[Given request]
Give the count of lines in the data that include "color", with no other words.

(Figure contents as structured data)
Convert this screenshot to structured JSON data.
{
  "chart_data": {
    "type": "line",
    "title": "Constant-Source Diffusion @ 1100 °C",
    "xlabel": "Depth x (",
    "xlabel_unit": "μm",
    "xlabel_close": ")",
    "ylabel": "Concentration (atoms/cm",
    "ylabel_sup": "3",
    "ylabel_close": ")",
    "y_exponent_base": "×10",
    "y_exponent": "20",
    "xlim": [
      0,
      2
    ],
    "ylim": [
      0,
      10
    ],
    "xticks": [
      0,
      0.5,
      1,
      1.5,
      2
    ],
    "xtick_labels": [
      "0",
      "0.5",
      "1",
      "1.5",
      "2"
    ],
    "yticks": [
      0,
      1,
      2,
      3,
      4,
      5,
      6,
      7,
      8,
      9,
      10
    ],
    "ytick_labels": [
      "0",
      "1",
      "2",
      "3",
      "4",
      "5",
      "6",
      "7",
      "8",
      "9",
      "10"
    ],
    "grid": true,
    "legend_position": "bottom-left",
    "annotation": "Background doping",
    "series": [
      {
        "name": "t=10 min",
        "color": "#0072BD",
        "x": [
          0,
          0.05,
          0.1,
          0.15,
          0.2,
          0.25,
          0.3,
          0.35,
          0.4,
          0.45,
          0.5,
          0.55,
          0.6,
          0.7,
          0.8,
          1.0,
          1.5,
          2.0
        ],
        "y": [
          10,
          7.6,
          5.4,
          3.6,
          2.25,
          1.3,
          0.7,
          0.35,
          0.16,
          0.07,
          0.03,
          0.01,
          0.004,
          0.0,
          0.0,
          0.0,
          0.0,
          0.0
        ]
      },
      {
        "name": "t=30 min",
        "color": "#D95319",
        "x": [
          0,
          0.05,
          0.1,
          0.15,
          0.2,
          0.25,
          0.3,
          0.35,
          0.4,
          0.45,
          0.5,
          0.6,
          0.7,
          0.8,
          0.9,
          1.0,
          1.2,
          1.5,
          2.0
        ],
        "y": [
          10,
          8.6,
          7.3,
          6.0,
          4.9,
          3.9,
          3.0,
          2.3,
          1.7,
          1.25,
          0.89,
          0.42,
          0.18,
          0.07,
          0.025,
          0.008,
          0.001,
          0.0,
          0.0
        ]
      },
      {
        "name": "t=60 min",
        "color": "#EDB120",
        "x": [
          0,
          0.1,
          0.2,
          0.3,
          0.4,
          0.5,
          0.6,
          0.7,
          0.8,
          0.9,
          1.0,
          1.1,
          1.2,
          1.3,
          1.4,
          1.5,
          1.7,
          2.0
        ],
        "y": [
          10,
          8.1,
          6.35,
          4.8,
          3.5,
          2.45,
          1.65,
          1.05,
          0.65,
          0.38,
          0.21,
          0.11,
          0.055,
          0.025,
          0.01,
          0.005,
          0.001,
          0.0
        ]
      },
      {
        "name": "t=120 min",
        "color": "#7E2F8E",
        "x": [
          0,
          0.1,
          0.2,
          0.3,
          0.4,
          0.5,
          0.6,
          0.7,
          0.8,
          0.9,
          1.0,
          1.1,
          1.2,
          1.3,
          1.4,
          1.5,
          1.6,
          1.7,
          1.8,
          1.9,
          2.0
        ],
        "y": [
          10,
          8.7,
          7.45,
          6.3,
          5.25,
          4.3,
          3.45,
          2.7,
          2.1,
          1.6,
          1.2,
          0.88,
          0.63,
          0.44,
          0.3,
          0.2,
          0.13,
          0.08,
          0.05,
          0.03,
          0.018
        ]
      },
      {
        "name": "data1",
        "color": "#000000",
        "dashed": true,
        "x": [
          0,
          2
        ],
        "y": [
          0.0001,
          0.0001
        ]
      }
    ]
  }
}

[Solution]
5